SHORT TASK = State the number of lines that contain the word "this", and add nothing else.

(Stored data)
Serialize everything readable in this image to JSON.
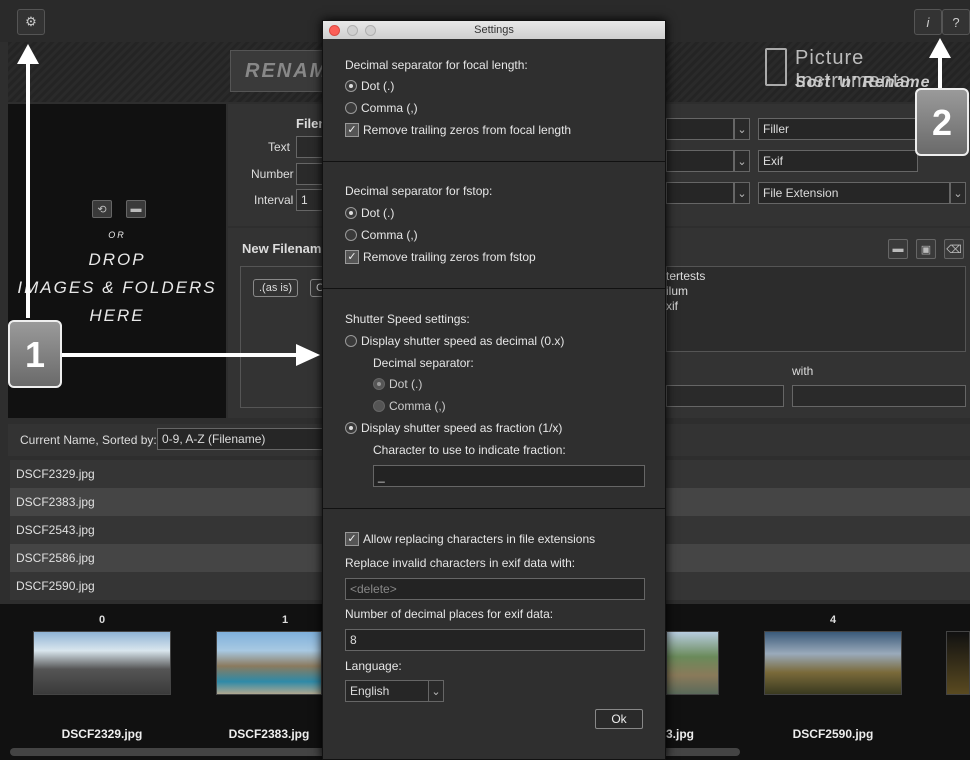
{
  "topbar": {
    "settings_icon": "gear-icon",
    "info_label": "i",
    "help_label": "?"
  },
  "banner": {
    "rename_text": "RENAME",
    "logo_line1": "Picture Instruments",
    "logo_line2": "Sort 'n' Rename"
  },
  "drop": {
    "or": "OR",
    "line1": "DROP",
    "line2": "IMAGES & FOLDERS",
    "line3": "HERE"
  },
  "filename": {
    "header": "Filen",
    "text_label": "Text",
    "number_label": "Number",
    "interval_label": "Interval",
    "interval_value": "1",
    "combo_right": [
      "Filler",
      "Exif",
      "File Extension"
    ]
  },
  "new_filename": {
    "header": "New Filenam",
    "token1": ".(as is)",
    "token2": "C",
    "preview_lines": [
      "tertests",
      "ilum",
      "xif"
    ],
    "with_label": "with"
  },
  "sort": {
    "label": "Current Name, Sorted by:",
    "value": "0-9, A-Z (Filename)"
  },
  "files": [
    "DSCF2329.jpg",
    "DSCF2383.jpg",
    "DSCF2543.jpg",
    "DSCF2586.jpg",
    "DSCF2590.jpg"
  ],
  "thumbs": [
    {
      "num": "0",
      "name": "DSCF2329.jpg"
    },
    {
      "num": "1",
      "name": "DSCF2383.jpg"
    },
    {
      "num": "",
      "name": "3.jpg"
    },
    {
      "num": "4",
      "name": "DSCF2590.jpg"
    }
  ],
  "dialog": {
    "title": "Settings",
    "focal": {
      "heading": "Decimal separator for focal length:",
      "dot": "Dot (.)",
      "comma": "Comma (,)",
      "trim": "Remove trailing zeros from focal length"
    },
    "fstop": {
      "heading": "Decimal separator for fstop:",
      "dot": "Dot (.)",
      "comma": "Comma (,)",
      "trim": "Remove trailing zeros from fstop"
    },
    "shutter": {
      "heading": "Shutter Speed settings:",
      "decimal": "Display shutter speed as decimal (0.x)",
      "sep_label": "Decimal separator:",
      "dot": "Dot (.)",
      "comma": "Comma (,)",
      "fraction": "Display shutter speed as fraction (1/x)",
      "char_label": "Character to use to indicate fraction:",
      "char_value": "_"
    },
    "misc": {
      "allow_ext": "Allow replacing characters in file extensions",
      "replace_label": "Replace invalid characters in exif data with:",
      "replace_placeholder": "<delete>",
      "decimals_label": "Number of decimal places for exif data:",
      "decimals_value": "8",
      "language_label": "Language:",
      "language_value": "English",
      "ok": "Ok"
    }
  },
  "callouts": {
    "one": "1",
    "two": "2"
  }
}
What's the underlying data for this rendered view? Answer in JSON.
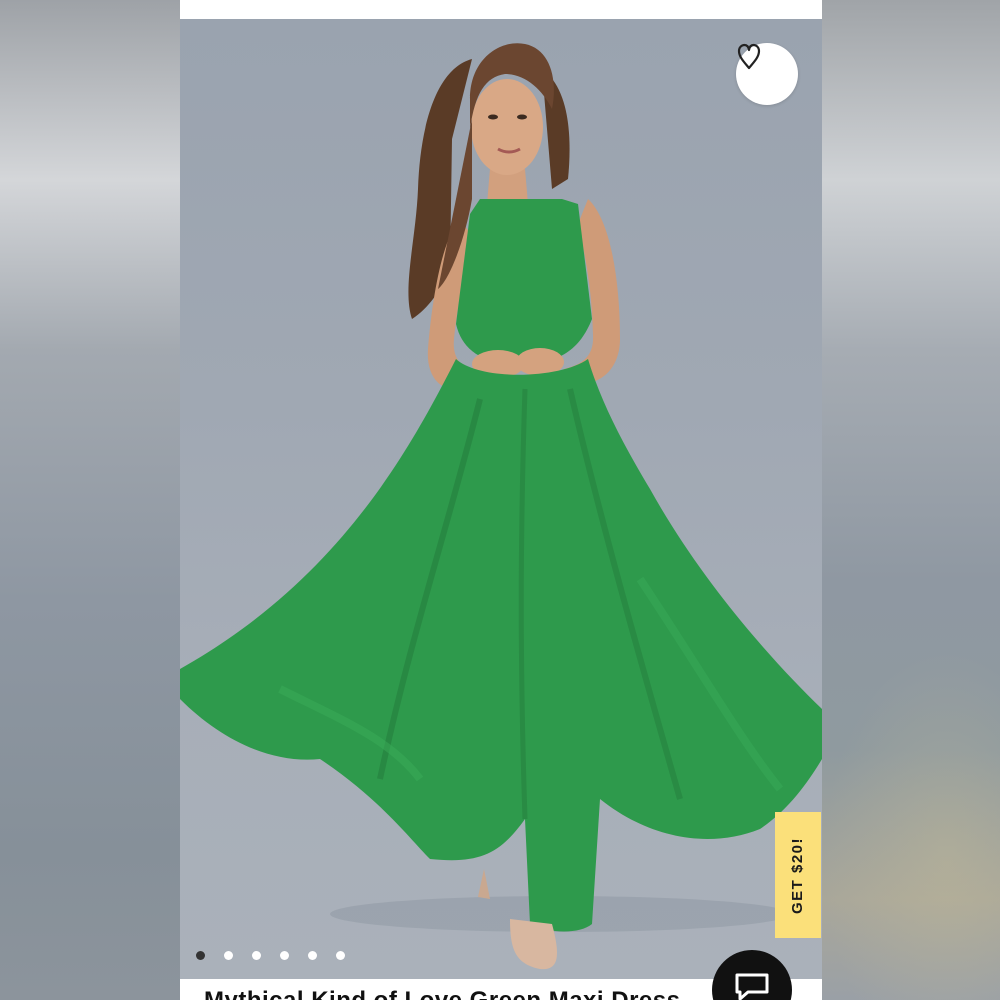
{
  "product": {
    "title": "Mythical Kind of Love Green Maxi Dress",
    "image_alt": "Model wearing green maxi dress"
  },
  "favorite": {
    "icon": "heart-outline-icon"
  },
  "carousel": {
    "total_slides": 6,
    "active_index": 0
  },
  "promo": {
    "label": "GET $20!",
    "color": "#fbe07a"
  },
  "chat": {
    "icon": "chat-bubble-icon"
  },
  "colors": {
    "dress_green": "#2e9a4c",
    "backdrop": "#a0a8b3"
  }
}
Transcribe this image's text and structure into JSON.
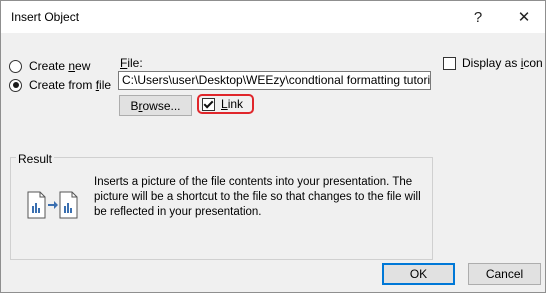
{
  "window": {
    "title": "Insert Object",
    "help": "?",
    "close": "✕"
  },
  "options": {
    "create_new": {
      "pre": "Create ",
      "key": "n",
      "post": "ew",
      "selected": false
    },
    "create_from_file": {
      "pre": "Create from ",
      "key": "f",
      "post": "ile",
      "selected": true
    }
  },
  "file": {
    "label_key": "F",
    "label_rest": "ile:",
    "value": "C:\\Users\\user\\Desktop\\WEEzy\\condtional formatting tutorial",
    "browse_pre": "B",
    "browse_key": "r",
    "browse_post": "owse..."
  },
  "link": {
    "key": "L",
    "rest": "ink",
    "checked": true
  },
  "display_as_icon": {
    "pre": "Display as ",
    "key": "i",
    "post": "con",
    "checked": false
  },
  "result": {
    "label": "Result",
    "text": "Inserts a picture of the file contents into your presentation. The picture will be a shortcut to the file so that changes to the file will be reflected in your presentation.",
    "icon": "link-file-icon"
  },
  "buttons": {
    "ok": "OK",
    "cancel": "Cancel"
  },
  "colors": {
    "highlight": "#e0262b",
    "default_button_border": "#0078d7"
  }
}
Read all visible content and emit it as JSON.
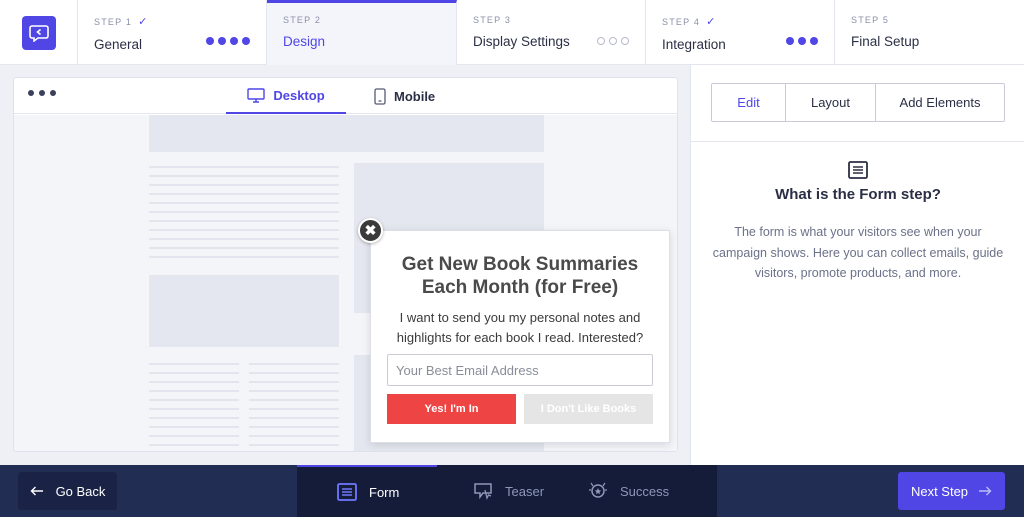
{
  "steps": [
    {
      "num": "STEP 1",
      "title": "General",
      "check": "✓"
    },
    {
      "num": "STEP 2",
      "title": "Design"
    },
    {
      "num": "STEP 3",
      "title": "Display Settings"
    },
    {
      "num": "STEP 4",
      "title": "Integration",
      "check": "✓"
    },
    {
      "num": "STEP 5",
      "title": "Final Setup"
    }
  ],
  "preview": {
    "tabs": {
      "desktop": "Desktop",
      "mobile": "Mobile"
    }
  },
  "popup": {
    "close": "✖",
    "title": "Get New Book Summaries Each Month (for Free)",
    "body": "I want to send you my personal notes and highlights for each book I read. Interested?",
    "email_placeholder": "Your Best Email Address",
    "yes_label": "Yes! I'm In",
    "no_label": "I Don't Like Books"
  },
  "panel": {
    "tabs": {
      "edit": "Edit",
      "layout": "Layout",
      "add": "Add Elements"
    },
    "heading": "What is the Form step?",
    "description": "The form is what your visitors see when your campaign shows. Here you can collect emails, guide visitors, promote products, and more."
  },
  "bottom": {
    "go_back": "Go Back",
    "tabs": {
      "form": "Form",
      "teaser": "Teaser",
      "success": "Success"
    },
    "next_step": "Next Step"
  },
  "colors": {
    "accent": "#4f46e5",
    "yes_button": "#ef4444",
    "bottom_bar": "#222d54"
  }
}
--
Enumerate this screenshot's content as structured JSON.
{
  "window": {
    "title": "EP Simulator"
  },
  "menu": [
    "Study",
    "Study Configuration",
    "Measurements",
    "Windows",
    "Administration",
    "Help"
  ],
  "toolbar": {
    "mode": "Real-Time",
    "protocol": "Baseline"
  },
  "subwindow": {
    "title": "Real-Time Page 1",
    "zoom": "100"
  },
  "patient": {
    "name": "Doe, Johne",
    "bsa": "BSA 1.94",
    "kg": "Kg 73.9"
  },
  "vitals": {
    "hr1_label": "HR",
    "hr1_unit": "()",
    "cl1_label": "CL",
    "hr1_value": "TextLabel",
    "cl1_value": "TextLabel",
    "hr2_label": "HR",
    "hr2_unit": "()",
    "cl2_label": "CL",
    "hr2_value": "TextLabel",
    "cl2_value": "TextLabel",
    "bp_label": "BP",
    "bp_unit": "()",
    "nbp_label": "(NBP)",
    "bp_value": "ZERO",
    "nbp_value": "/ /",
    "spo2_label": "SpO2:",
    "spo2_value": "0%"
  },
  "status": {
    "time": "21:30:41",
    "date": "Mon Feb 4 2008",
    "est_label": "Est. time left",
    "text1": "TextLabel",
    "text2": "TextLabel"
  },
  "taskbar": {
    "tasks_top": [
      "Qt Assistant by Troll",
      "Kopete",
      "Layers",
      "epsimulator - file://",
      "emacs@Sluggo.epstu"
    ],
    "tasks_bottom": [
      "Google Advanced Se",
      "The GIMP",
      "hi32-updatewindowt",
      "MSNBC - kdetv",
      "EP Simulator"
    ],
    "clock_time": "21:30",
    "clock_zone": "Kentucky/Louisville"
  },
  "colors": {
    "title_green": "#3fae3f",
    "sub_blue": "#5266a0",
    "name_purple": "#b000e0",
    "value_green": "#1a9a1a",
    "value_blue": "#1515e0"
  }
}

WRITTEN SOLUTION = 4